◆ **SET PROBLEM**
Repeat each entry in full, exactly.

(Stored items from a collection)
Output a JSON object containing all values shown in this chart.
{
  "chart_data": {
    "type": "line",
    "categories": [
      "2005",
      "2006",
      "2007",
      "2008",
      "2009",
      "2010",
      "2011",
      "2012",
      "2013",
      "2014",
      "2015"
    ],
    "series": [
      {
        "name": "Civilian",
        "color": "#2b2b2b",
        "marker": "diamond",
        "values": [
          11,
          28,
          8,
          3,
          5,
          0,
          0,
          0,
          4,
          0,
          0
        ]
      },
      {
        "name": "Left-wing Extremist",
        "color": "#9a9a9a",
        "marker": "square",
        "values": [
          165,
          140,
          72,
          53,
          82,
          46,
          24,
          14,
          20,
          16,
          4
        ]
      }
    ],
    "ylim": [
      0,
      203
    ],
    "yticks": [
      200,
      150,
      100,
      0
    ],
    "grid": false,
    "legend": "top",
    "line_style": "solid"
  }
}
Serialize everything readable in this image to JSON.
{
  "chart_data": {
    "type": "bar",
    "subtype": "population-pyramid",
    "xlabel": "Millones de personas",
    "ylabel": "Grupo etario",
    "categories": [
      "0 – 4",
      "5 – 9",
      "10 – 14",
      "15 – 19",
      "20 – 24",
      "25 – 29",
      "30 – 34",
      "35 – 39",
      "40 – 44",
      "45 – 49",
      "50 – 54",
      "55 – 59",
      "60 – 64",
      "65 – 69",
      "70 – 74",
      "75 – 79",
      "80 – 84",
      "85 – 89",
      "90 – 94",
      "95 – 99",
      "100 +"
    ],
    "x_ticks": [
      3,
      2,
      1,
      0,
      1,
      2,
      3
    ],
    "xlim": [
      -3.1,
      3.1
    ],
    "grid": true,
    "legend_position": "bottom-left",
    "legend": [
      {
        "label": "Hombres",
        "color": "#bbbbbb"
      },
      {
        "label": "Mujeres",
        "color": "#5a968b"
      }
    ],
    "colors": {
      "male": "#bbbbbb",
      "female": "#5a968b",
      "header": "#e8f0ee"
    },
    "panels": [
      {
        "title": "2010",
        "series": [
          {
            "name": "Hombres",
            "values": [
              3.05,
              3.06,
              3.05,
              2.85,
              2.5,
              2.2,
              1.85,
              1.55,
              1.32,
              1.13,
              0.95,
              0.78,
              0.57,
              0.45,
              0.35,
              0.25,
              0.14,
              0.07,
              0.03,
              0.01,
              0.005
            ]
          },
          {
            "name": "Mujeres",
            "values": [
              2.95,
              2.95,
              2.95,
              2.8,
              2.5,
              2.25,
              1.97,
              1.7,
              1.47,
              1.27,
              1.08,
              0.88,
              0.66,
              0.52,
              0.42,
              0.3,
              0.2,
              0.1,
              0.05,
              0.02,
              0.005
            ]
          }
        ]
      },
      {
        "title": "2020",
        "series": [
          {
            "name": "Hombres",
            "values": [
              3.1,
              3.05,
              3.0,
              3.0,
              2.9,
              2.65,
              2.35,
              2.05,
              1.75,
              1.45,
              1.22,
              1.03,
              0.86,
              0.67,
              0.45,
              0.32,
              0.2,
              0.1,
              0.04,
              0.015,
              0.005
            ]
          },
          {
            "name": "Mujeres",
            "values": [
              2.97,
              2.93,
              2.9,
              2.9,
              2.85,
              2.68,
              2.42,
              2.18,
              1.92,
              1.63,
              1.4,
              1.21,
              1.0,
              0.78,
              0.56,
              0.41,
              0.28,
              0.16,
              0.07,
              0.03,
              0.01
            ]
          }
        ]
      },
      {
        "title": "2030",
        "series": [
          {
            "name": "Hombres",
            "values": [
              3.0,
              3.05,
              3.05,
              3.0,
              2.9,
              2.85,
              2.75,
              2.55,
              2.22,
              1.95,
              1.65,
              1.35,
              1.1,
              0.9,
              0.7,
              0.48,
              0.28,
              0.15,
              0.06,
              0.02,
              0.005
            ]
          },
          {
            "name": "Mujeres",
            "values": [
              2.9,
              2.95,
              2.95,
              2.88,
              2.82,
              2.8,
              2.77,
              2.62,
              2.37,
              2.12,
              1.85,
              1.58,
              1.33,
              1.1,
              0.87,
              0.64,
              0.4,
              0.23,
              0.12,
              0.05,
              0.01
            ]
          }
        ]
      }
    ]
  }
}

◆ **ANSWER IN FULL**
Output a JSON object containing all values shown in this chart.
{
  "chart_data": {
    "type": "line",
    "categories": [
      "2005",
      "2006",
      "2007",
      "2008",
      "2009",
      "2010",
      "2011",
      "2012",
      "2013",
      "2014",
      "2015"
    ],
    "series": [
      {
        "name": "Civilian",
        "color": "#2b2b2b",
        "marker": "diamond",
        "values": [
          11,
          28,
          8,
          3,
          5,
          0,
          0,
          0,
          4,
          0,
          0
        ]
      },
      {
        "name": "Left-wing Extremist",
        "color": "#9a9a9a",
        "marker": "square",
        "values": [
          165,
          140,
          72,
          53,
          82,
          46,
          24,
          14,
          20,
          16,
          4
        ]
      }
    ],
    "ylim": [
      0,
      203
    ],
    "yticks": [
      200,
      150,
      100,
      0
    ],
    "grid": false,
    "legend": "top",
    "line_style": "solid"
  }
}
Serialize everything readable in this image to JSON.
{
  "chart_data": {
    "type": "bar",
    "subtype": "population-pyramid",
    "xlabel": "Millones de personas",
    "ylabel": "Grupo etario",
    "categories": [
      "0 – 4",
      "5 – 9",
      "10 – 14",
      "15 – 19",
      "20 – 24",
      "25 – 29",
      "30 – 34",
      "35 – 39",
      "40 – 44",
      "45 – 49",
      "50 – 54",
      "55 – 59",
      "60 – 64",
      "65 – 69",
      "70 – 74",
      "75 – 79",
      "80 – 84",
      "85 – 89",
      "90 – 94",
      "95 – 99",
      "100 +"
    ],
    "x_ticks": [
      3,
      2,
      1,
      0,
      1,
      2,
      3
    ],
    "xlim": [
      -3.1,
      3.1
    ],
    "grid": true,
    "legend_position": "bottom-left",
    "legend": [
      {
        "label": "Hombres",
        "color": "#bbbbbb"
      },
      {
        "label": "Mujeres",
        "color": "#5a968b"
      }
    ],
    "colors": {
      "male": "#bbbbbb",
      "female": "#5a968b",
      "header": "#e8f0ee"
    },
    "panels": [
      {
        "title": "2010",
        "series": [
          {
            "name": "Hombres",
            "values": [
              3.05,
              3.06,
              3.05,
              2.85,
              2.5,
              2.2,
              1.85,
              1.55,
              1.32,
              1.13,
              0.95,
              0.78,
              0.57,
              0.45,
              0.35,
              0.25,
              0.14,
              0.07,
              0.03,
              0.01,
              0.005
            ]
          },
          {
            "name": "Mujeres",
            "values": [
              2.95,
              2.95,
              2.95,
              2.8,
              2.5,
              2.25,
              1.97,
              1.7,
              1.47,
              1.27,
              1.08,
              0.88,
              0.66,
              0.52,
              0.42,
              0.3,
              0.2,
              0.1,
              0.05,
              0.02,
              0.005
            ]
          }
        ]
      },
      {
        "title": "2020",
        "series": [
          {
            "name": "Hombres",
            "values": [
              3.1,
              3.05,
              3.0,
              3.0,
              2.9,
              2.65,
              2.35,
              2.05,
              1.75,
              1.45,
              1.22,
              1.03,
              0.86,
              0.67,
              0.45,
              0.32,
              0.2,
              0.1,
              0.04,
              0.015,
              0.005
            ]
          },
          {
            "name": "Mujeres",
            "values": [
              2.97,
              2.93,
              2.9,
              2.9,
              2.85,
              2.68,
              2.42,
              2.18,
              1.92,
              1.63,
              1.4,
              1.21,
              1.0,
              0.78,
              0.56,
              0.41,
              0.28,
              0.16,
              0.07,
              0.03,
              0.01
            ]
          }
        ]
      },
      {
        "title": "2030",
        "series": [
          {
            "name": "Hombres",
            "values": [
              3.0,
              3.05,
              3.05,
              3.0,
              2.9,
              2.85,
              2.75,
              2.55,
              2.22,
              1.95,
              1.65,
              1.35,
              1.1,
              0.9,
              0.7,
              0.48,
              0.28,
              0.15,
              0.06,
              0.02,
              0.005
            ]
          },
          {
            "name": "Mujeres",
            "values": [
              2.9,
              2.95,
              2.95,
              2.88,
              2.82,
              2.8,
              2.77,
              2.62,
              2.37,
              2.12,
              1.85,
              1.58,
              1.33,
              1.1,
              0.87,
              0.64,
              0.4,
              0.23,
              0.12,
              0.05,
              0.01
            ]
          }
        ]
      }
    ]
  }
}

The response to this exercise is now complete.